* _SHORT TASK_
Retype the records below word for word and omit any image.

— BEGIN RECORDS FOR THIS EXERCISE —

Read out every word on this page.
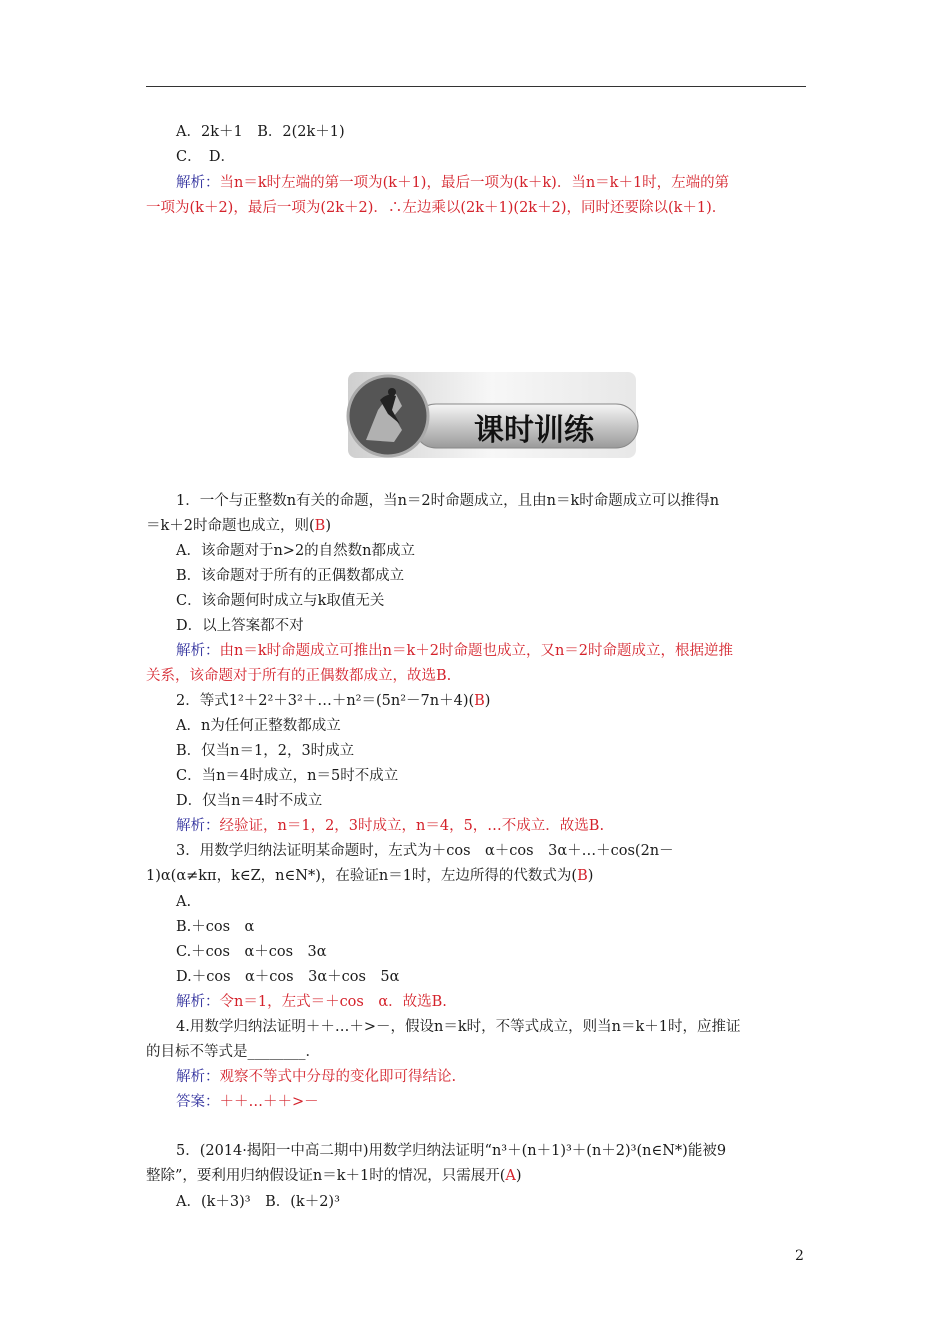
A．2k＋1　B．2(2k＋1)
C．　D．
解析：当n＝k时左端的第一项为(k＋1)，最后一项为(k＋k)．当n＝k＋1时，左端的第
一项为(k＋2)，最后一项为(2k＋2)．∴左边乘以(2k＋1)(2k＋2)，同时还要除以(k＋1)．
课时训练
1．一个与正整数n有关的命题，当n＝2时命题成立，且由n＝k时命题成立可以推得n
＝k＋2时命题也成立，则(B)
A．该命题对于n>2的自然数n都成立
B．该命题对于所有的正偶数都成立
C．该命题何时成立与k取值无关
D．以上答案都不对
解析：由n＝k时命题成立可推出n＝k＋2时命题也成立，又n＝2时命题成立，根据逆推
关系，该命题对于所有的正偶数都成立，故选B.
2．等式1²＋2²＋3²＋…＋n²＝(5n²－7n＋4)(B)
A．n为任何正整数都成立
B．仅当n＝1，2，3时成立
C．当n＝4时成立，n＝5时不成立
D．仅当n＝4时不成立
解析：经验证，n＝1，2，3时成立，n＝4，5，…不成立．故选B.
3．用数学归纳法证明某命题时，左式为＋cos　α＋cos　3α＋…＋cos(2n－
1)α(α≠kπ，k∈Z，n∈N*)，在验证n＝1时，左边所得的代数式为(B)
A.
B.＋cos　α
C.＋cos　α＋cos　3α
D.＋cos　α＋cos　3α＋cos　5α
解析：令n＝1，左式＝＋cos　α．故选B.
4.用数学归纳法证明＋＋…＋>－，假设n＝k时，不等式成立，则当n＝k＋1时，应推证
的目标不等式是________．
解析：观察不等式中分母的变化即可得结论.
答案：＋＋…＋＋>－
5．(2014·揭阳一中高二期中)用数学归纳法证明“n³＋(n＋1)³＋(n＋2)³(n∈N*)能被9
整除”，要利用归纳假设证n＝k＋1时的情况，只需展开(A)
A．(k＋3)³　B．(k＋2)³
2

— END RECORDS FOR THIS EXERCISE —

* _EXERCISE RESPONSE_
Read out every word on this page.
A．2k＋1　B．2(2k＋1)
C．　D．
解析：当n＝k时左端的第一项为(k＋1)，最后一项为(k＋k)．当n＝k＋1时，左端的第
一项为(k＋2)，最后一项为(2k＋2)．∴左边乘以(2k＋1)(2k＋2)，同时还要除以(k＋1)．
课时训练
1．一个与正整数n有关的命题，当n＝2时命题成立，且由n＝k时命题成立可以推得n
＝k＋2时命题也成立，则(B)
A．该命题对于n>2的自然数n都成立
B．该命题对于所有的正偶数都成立
C．该命题何时成立与k取值无关
D．以上答案都不对
解析：由n＝k时命题成立可推出n＝k＋2时命题也成立，又n＝2时命题成立，根据逆推
关系，该命题对于所有的正偶数都成立，故选B.
2．等式1²＋2²＋3²＋…＋n²＝(5n²－7n＋4)(B)
A．n为任何正整数都成立
B．仅当n＝1，2，3时成立
C．当n＝4时成立，n＝5时不成立
D．仅当n＝4时不成立
解析：经验证，n＝1，2，3时成立，n＝4，5，…不成立．故选B.
3．用数学归纳法证明某命题时，左式为＋cos　α＋cos　3α＋…＋cos(2n－
1)α(α≠kπ，k∈Z，n∈N*)，在验证n＝1时，左边所得的代数式为(B)
A.
B.＋cos　α
C.＋cos　α＋cos　3α
D.＋cos　α＋cos　3α＋cos　5α
解析：令n＝1，左式＝＋cos　α．故选B.
4.用数学归纳法证明＋＋…＋>－，假设n＝k时，不等式成立，则当n＝k＋1时，应推证
的目标不等式是________．
解析：观察不等式中分母的变化即可得结论.
答案：＋＋…＋＋>－
5．(2014·揭阳一中高二期中)用数学归纳法证明“n³＋(n＋1)³＋(n＋2)³(n∈N*)能被9
整除”，要利用归纳假设证n＝k＋1时的情况，只需展开(A)
A．(k＋3)³　B．(k＋2)³
2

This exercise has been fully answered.